Data entries:
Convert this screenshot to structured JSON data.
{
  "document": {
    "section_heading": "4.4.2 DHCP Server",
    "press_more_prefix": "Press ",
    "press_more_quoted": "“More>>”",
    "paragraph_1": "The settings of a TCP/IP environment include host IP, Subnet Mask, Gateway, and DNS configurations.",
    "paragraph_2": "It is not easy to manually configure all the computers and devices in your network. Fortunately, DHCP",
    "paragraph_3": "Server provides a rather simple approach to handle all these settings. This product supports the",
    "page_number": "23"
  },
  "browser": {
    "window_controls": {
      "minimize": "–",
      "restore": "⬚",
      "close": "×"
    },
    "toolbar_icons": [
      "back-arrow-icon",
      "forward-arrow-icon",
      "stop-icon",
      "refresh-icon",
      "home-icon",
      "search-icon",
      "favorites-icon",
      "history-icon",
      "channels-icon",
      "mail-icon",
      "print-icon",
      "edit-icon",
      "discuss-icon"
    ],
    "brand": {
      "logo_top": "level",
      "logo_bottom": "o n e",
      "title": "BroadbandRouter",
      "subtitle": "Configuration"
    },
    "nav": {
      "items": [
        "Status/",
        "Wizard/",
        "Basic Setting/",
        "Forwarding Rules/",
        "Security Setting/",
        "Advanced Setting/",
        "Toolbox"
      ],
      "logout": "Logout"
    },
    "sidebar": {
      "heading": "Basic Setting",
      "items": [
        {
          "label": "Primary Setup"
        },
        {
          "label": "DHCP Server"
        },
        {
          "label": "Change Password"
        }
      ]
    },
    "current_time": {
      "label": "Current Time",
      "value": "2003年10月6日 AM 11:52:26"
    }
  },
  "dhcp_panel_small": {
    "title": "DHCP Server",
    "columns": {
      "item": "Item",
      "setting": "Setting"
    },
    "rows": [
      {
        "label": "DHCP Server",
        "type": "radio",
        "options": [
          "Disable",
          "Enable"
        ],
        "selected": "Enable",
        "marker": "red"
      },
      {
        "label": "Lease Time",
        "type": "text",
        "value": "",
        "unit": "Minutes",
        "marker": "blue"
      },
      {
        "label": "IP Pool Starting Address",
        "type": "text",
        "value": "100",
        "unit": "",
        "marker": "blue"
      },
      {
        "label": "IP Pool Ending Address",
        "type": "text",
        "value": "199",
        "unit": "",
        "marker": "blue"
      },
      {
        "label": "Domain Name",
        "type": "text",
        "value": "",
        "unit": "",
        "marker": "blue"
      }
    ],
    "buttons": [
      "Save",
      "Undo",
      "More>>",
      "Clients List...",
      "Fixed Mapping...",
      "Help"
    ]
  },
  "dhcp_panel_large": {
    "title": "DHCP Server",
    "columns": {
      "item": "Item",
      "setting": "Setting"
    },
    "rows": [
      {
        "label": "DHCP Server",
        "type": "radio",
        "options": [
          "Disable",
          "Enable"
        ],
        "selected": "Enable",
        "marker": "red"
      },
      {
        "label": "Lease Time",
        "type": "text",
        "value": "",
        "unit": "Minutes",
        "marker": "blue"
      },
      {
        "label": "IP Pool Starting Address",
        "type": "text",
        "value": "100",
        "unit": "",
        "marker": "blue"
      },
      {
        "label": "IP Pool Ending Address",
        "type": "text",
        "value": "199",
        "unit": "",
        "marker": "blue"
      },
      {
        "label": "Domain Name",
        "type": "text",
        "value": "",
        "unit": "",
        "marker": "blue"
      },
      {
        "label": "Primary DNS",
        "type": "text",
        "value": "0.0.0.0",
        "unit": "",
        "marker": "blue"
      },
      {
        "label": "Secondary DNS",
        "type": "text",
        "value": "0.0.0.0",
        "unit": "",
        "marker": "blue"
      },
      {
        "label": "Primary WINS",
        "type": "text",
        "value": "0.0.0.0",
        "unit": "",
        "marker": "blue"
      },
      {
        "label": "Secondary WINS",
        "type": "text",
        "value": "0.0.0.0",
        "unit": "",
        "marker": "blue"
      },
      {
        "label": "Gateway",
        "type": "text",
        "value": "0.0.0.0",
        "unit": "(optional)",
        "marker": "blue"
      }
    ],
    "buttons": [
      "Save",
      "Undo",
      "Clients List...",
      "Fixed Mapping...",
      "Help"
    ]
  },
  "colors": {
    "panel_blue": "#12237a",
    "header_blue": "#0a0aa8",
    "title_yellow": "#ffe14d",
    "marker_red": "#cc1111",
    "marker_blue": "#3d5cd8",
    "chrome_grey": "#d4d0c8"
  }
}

Aim:
Every entry must be quoted exactly as it appears above.

Full solution:
Convert this screenshot to structured JSON data.
{
  "document": {
    "section_heading": "4.4.2 DHCP Server",
    "press_more_prefix": "Press ",
    "press_more_quoted": "“More>>”",
    "paragraph_1": "The settings of a TCP/IP environment include host IP, Subnet Mask, Gateway, and DNS configurations.",
    "paragraph_2": "It is not easy to manually configure all the computers and devices in your network. Fortunately, DHCP",
    "paragraph_3": "Server provides a rather simple approach to handle all these settings. This product supports the",
    "page_number": "23"
  },
  "browser": {
    "window_controls": {
      "minimize": "–",
      "restore": "⬚",
      "close": "×"
    },
    "toolbar_icons": [
      "back-arrow-icon",
      "forward-arrow-icon",
      "stop-icon",
      "refresh-icon",
      "home-icon",
      "search-icon",
      "favorites-icon",
      "history-icon",
      "channels-icon",
      "mail-icon",
      "print-icon",
      "edit-icon",
      "discuss-icon"
    ],
    "brand": {
      "logo_top": "level",
      "logo_bottom": "o n e",
      "title": "BroadbandRouter",
      "subtitle": "Configuration"
    },
    "nav": {
      "items": [
        "Status/",
        "Wizard/",
        "Basic Setting/",
        "Forwarding Rules/",
        "Security Setting/",
        "Advanced Setting/",
        "Toolbox"
      ],
      "logout": "Logout"
    },
    "sidebar": {
      "heading": "Basic Setting",
      "items": [
        {
          "label": "Primary Setup"
        },
        {
          "label": "DHCP Server"
        },
        {
          "label": "Change Password"
        }
      ]
    },
    "current_time": {
      "label": "Current Time",
      "value": "2003年10月6日 AM 11:52:26"
    }
  },
  "dhcp_panel_small": {
    "title": "DHCP Server",
    "columns": {
      "item": "Item",
      "setting": "Setting"
    },
    "rows": [
      {
        "label": "DHCP Server",
        "type": "radio",
        "options": [
          "Disable",
          "Enable"
        ],
        "selected": "Enable",
        "marker": "red"
      },
      {
        "label": "Lease Time",
        "type": "text",
        "value": "",
        "unit": "Minutes",
        "marker": "blue"
      },
      {
        "label": "IP Pool Starting Address",
        "type": "text",
        "value": "100",
        "unit": "",
        "marker": "blue"
      },
      {
        "label": "IP Pool Ending Address",
        "type": "text",
        "value": "199",
        "unit": "",
        "marker": "blue"
      },
      {
        "label": "Domain Name",
        "type": "text",
        "value": "",
        "unit": "",
        "marker": "blue"
      }
    ],
    "buttons": [
      "Save",
      "Undo",
      "More>>",
      "Clients List...",
      "Fixed Mapping...",
      "Help"
    ]
  },
  "dhcp_panel_large": {
    "title": "DHCP Server",
    "columns": {
      "item": "Item",
      "setting": "Setting"
    },
    "rows": [
      {
        "label": "DHCP Server",
        "type": "radio",
        "options": [
          "Disable",
          "Enable"
        ],
        "selected": "Enable",
        "marker": "red"
      },
      {
        "label": "Lease Time",
        "type": "text",
        "value": "",
        "unit": "Minutes",
        "marker": "blue"
      },
      {
        "label": "IP Pool Starting Address",
        "type": "text",
        "value": "100",
        "unit": "",
        "marker": "blue"
      },
      {
        "label": "IP Pool Ending Address",
        "type": "text",
        "value": "199",
        "unit": "",
        "marker": "blue"
      },
      {
        "label": "Domain Name",
        "type": "text",
        "value": "",
        "unit": "",
        "marker": "blue"
      },
      {
        "label": "Primary DNS",
        "type": "text",
        "value": "0.0.0.0",
        "unit": "",
        "marker": "blue"
      },
      {
        "label": "Secondary DNS",
        "type": "text",
        "value": "0.0.0.0",
        "unit": "",
        "marker": "blue"
      },
      {
        "label": "Primary WINS",
        "type": "text",
        "value": "0.0.0.0",
        "unit": "",
        "marker": "blue"
      },
      {
        "label": "Secondary WINS",
        "type": "text",
        "value": "0.0.0.0",
        "unit": "",
        "marker": "blue"
      },
      {
        "label": "Gateway",
        "type": "text",
        "value": "0.0.0.0",
        "unit": "(optional)",
        "marker": "blue"
      }
    ],
    "buttons": [
      "Save",
      "Undo",
      "Clients List...",
      "Fixed Mapping...",
      "Help"
    ]
  },
  "colors": {
    "panel_blue": "#12237a",
    "header_blue": "#0a0aa8",
    "title_yellow": "#ffe14d",
    "marker_red": "#cc1111",
    "marker_blue": "#3d5cd8",
    "chrome_grey": "#d4d0c8"
  }
}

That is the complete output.